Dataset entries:
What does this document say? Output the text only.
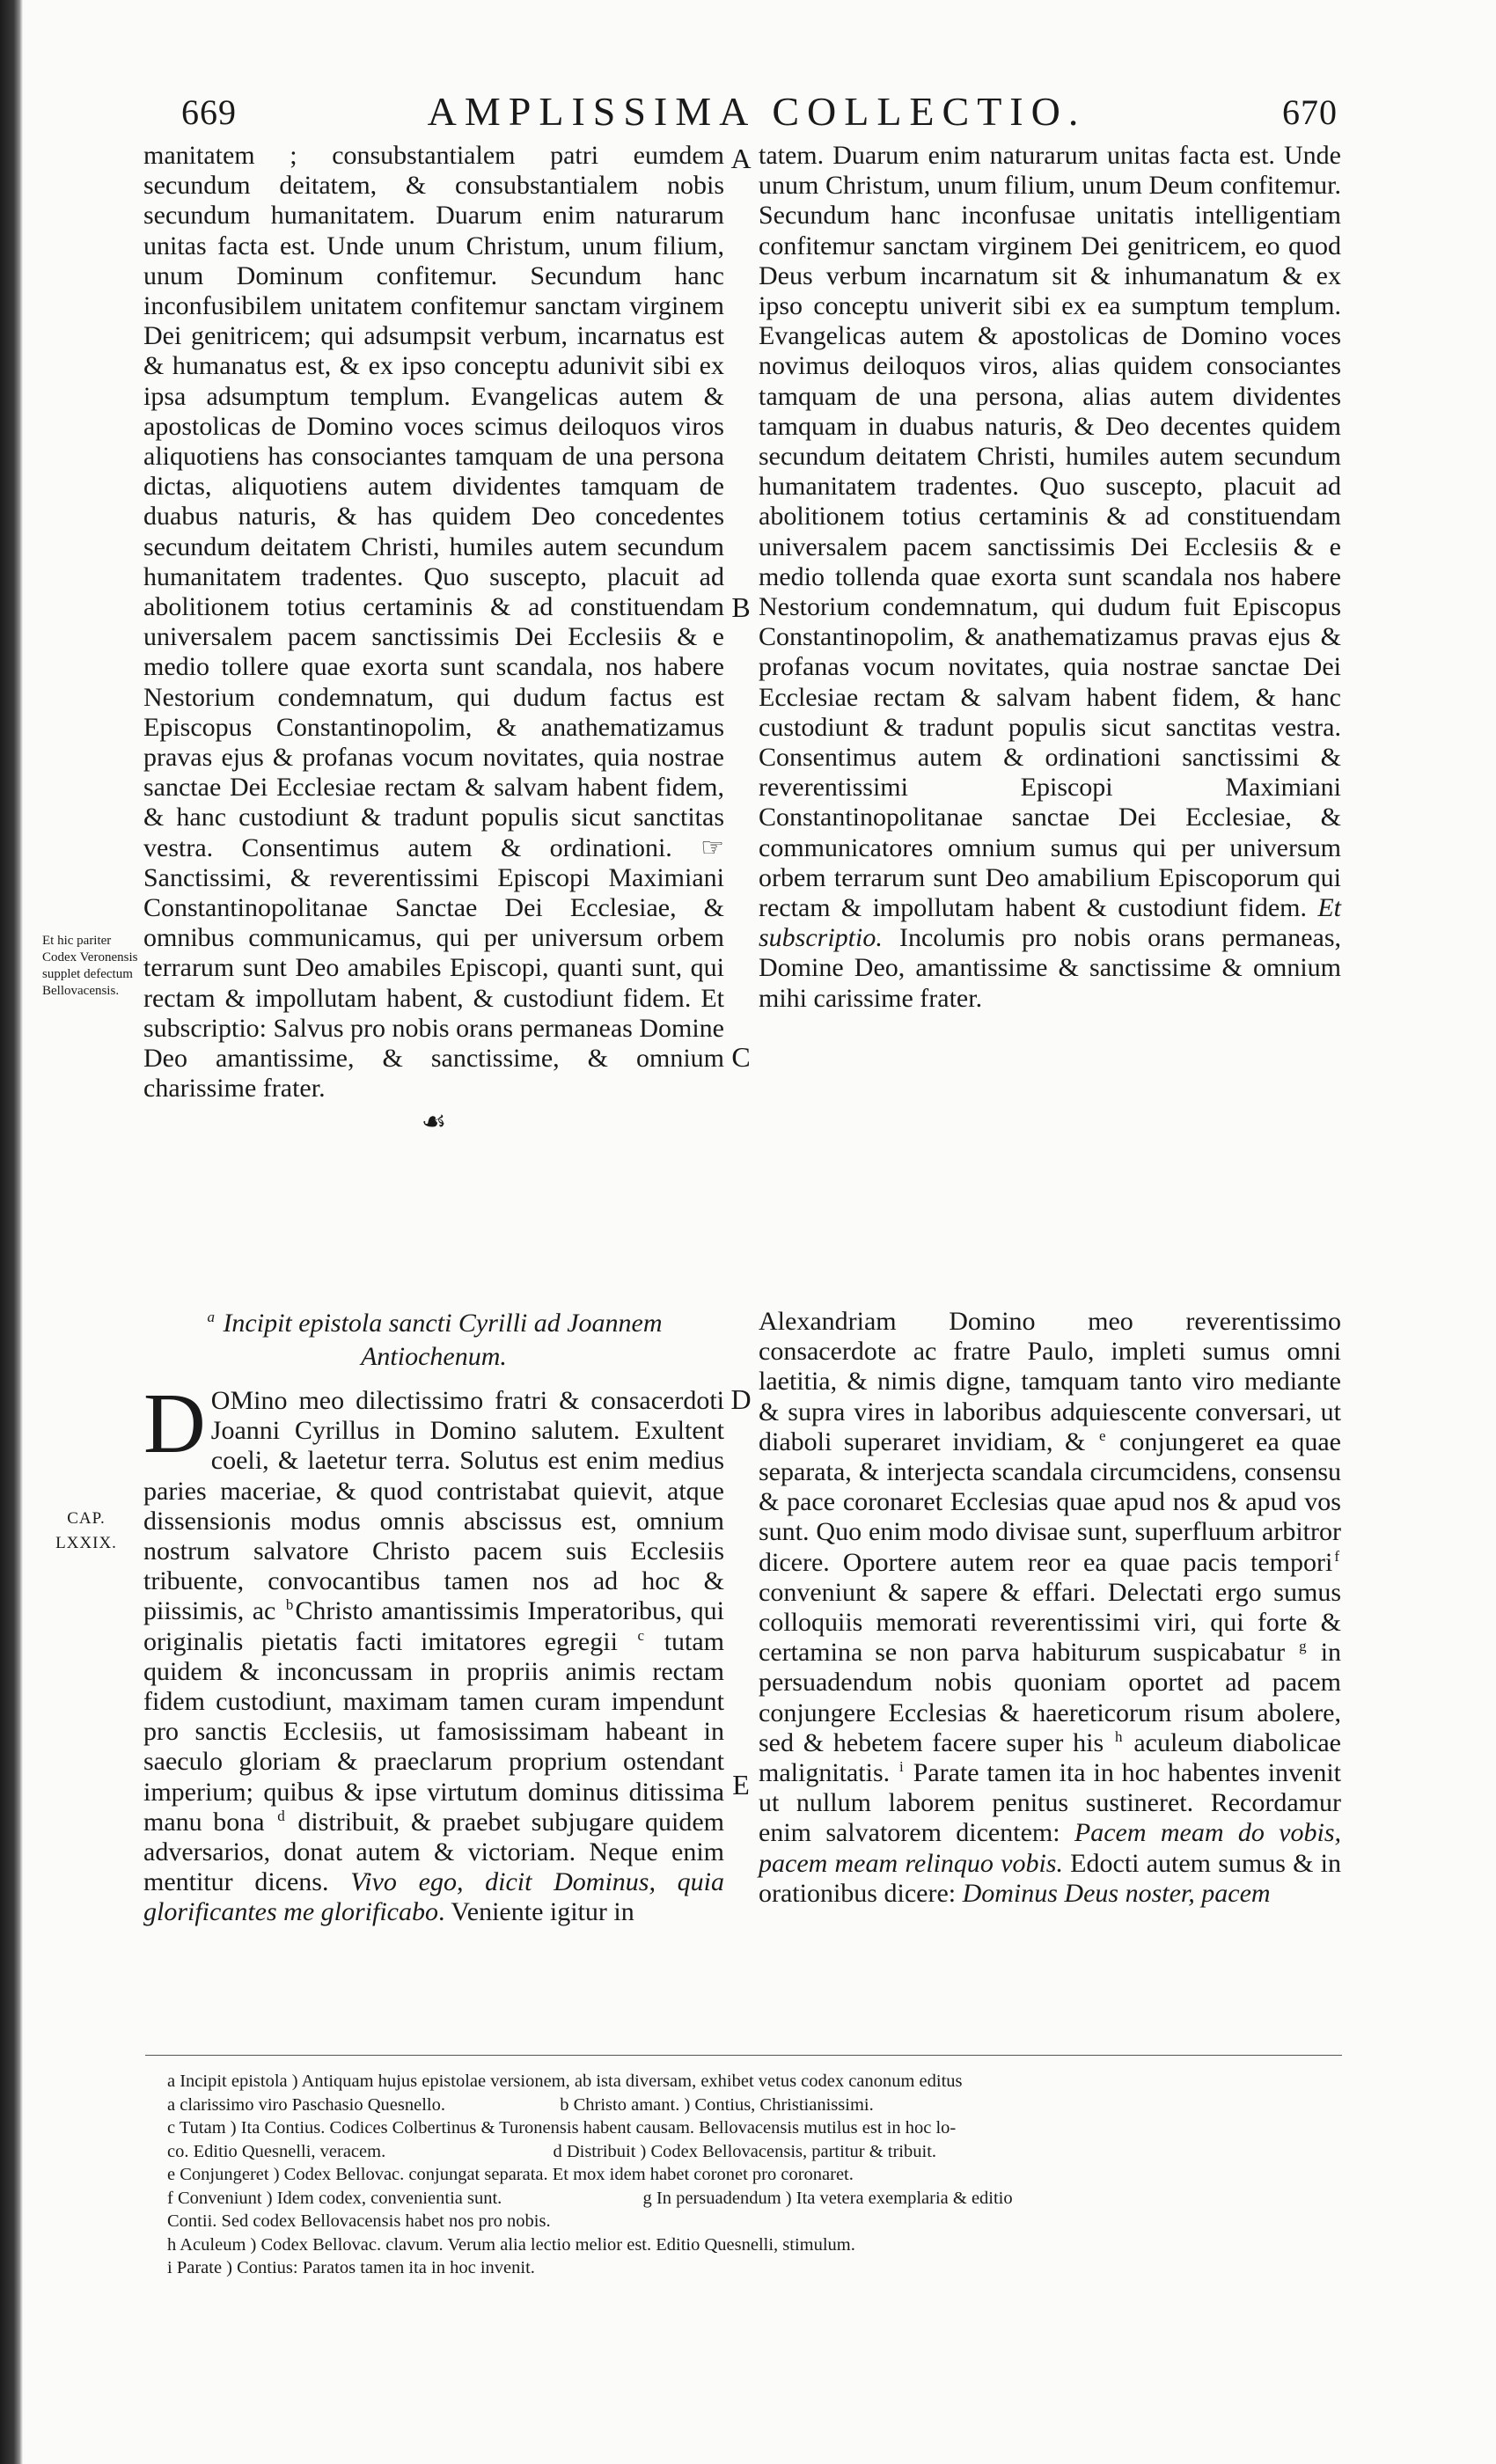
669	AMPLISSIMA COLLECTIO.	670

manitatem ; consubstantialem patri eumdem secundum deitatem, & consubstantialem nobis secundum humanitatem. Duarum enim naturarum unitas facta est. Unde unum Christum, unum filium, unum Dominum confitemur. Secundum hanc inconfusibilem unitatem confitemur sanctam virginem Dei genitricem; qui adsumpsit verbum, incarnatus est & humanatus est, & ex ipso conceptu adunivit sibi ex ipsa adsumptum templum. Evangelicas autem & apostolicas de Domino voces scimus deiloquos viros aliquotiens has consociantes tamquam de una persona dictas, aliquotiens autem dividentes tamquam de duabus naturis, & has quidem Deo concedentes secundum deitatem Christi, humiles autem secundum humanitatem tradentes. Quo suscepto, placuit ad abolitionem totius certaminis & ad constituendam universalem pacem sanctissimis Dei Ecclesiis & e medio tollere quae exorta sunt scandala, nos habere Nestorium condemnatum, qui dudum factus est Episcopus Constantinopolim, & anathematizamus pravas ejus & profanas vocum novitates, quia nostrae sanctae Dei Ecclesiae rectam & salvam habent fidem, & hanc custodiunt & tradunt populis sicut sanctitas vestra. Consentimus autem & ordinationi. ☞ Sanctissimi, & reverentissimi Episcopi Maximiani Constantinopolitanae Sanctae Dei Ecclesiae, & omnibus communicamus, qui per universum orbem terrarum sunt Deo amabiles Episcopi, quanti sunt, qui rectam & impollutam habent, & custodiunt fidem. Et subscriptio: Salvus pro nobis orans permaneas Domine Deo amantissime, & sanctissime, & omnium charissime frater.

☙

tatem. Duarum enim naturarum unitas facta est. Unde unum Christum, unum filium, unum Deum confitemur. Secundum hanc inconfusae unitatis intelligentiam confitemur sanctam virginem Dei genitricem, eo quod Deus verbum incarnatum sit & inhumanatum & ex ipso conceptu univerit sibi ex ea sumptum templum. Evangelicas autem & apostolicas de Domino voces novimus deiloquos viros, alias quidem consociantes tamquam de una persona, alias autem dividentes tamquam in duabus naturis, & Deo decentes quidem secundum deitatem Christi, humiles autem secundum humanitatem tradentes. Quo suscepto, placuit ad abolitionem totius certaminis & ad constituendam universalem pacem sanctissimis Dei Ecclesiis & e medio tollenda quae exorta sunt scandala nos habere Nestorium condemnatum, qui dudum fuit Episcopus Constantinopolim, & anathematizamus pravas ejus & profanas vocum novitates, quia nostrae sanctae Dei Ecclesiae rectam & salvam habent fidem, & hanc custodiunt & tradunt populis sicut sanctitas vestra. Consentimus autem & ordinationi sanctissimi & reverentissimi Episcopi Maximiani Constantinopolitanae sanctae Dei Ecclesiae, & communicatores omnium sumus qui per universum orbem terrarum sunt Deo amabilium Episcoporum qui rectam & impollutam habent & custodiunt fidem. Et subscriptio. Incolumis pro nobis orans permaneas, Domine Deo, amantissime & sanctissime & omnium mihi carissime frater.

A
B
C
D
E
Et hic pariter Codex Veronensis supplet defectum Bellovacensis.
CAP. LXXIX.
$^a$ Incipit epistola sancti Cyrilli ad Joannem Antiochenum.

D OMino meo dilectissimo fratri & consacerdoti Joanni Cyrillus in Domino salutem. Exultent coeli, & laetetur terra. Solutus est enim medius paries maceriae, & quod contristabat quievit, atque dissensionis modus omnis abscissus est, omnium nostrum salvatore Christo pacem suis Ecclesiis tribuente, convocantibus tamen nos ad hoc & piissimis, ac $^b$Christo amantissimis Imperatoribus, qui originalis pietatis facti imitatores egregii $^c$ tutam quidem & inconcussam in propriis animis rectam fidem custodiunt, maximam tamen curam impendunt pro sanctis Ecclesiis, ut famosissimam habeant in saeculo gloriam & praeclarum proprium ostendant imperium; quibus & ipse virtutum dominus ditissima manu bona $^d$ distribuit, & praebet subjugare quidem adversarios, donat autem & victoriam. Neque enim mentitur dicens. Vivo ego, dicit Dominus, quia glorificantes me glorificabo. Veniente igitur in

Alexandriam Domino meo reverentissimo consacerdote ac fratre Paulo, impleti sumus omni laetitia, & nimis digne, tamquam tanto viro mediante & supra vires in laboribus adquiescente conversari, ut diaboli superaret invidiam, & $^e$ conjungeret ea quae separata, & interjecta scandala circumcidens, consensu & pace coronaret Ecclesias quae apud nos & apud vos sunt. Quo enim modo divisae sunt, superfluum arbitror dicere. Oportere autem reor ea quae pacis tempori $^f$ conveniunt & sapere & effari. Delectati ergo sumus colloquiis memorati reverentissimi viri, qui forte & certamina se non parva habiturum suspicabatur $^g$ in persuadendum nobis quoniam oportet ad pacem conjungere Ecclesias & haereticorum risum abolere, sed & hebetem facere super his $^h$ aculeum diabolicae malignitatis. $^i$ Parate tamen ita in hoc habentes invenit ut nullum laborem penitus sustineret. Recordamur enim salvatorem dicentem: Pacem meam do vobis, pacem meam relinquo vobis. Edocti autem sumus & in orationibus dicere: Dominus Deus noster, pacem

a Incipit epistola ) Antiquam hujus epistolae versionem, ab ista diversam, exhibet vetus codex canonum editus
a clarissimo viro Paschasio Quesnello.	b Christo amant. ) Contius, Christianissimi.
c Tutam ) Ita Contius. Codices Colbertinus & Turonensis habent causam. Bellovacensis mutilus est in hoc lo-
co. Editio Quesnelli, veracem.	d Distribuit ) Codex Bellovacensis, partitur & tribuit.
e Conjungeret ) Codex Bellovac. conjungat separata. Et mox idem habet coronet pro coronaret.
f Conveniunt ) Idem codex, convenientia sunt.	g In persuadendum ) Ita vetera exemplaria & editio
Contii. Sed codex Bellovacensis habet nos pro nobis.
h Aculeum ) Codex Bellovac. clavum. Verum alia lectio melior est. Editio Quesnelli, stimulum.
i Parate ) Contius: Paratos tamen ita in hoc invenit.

**Requirement:** Repeat each entry above word for word, leaving every picture out.

**Written reply:**
What does this document say? Output the text only.
669	AMPLISSIMA COLLECTIO.	670

manitatem ; consubstantialem patri eumdem secundum deitatem, & consubstantialem nobis secundum humanitatem. Duarum enim naturarum unitas facta est. Unde unum Christum, unum filium, unum Dominum confitemur. Secundum hanc inconfusibilem unitatem confitemur sanctam virginem Dei genitricem; qui adsumpsit verbum, incarnatus est & humanatus est, & ex ipso conceptu adunivit sibi ex ipsa adsumptum templum. Evangelicas autem & apostolicas de Domino voces scimus deiloquos viros aliquotiens has consociantes tamquam de una persona dictas, aliquotiens autem dividentes tamquam de duabus naturis, & has quidem Deo concedentes secundum deitatem Christi, humiles autem secundum humanitatem tradentes. Quo suscepto, placuit ad abolitionem totius certaminis & ad constituendam universalem pacem sanctissimis Dei Ecclesiis & e medio tollere quae exorta sunt scandala, nos habere Nestorium condemnatum, qui dudum factus est Episcopus Constantinopolim, & anathematizamus pravas ejus & profanas vocum novitates, quia nostrae sanctae Dei Ecclesiae rectam & salvam habent fidem, & hanc custodiunt & tradunt populis sicut sanctitas vestra. Consentimus autem & ordinationi. ☞ Sanctissimi, & reverentissimi Episcopi Maximiani Constantinopolitanae Sanctae Dei Ecclesiae, & omnibus communicamus, qui per universum orbem terrarum sunt Deo amabiles Episcopi, quanti sunt, qui rectam & impollutam habent, & custodiunt fidem. Et subscriptio: Salvus pro nobis orans permaneas Domine Deo amantissime, & sanctissime, & omnium charissime frater.

☙

tatem. Duarum enim naturarum unitas facta est. Unde unum Christum, unum filium, unum Deum confitemur. Secundum hanc inconfusae unitatis intelligentiam confitemur sanctam virginem Dei genitricem, eo quod Deus verbum incarnatum sit & inhumanatum & ex ipso conceptu univerit sibi ex ea sumptum templum. Evangelicas autem & apostolicas de Domino voces novimus deiloquos viros, alias quidem consociantes tamquam de una persona, alias autem dividentes tamquam in duabus naturis, & Deo decentes quidem secundum deitatem Christi, humiles autem secundum humanitatem tradentes. Quo suscepto, placuit ad abolitionem totius certaminis & ad constituendam universalem pacem sanctissimis Dei Ecclesiis & e medio tollenda quae exorta sunt scandala nos habere Nestorium condemnatum, qui dudum fuit Episcopus Constantinopolim, & anathematizamus pravas ejus & profanas vocum novitates, quia nostrae sanctae Dei Ecclesiae rectam & salvam habent fidem, & hanc custodiunt & tradunt populis sicut sanctitas vestra. Consentimus autem & ordinationi sanctissimi & reverentissimi Episcopi Maximiani Constantinopolitanae sanctae Dei Ecclesiae, & communicatores omnium sumus qui per universum orbem terrarum sunt Deo amabilium Episcoporum qui rectam & impollutam habent & custodiunt fidem. Et subscriptio. Incolumis pro nobis orans permaneas, Domine Deo, amantissime & sanctissime & omnium mihi carissime frater.

A
B
C
D
E
Et hic pariter Codex Veronensis supplet defectum Bellovacensis.
CAP. LXXIX.
$^a$ Incipit epistola sancti Cyrilli ad Joannem Antiochenum.

D OMino meo dilectissimo fratri & consacerdoti Joanni Cyrillus in Domino salutem. Exultent coeli, & laetetur terra. Solutus est enim medius paries maceriae, & quod contristabat quievit, atque dissensionis modus omnis abscissus est, omnium nostrum salvatore Christo pacem suis Ecclesiis tribuente, convocantibus tamen nos ad hoc & piissimis, ac $^b$Christo amantissimis Imperatoribus, qui originalis pietatis facti imitatores egregii $^c$ tutam quidem & inconcussam in propriis animis rectam fidem custodiunt, maximam tamen curam impendunt pro sanctis Ecclesiis, ut famosissimam habeant in saeculo gloriam & praeclarum proprium ostendant imperium; quibus & ipse virtutum dominus ditissima manu bona $^d$ distribuit, & praebet subjugare quidem adversarios, donat autem & victoriam. Neque enim mentitur dicens. Vivo ego, dicit Dominus, quia glorificantes me glorificabo. Veniente igitur in

Alexandriam Domino meo reverentissimo consacerdote ac fratre Paulo, impleti sumus omni laetitia, & nimis digne, tamquam tanto viro mediante & supra vires in laboribus adquiescente conversari, ut diaboli superaret invidiam, & $^e$ conjungeret ea quae separata, & interjecta scandala circumcidens, consensu & pace coronaret Ecclesias quae apud nos & apud vos sunt. Quo enim modo divisae sunt, superfluum arbitror dicere. Oportere autem reor ea quae pacis tempori $^f$ conveniunt & sapere & effari. Delectati ergo sumus colloquiis memorati reverentissimi viri, qui forte & certamina se non parva habiturum suspicabatur $^g$ in persuadendum nobis quoniam oportet ad pacem conjungere Ecclesias & haereticorum risum abolere, sed & hebetem facere super his $^h$ aculeum diabolicae malignitatis. $^i$ Parate tamen ita in hoc habentes invenit ut nullum laborem penitus sustineret. Recordamur enim salvatorem dicentem: Pacem meam do vobis, pacem meam relinquo vobis. Edocti autem sumus & in orationibus dicere: Dominus Deus noster, pacem

a Incipit epistola ) Antiquam hujus epistolae versionem, ab ista diversam, exhibet vetus codex canonum editus
a clarissimo viro Paschasio Quesnello.	b Christo amant. ) Contius, Christianissimi.
c Tutam ) Ita Contius. Codices Colbertinus & Turonensis habent causam. Bellovacensis mutilus est in hoc lo-
co. Editio Quesnelli, veracem.	d Distribuit ) Codex Bellovacensis, partitur & tribuit.
e Conjungeret ) Codex Bellovac. conjungat separata. Et mox idem habet coronet pro coronaret.
f Conveniunt ) Idem codex, convenientia sunt.	g In persuadendum ) Ita vetera exemplaria & editio
Contii. Sed codex Bellovacensis habet nos pro nobis.
h Aculeum ) Codex Bellovac. clavum. Verum alia lectio melior est. Editio Quesnelli, stimulum.
i Parate ) Contius: Paratos tamen ita in hoc invenit.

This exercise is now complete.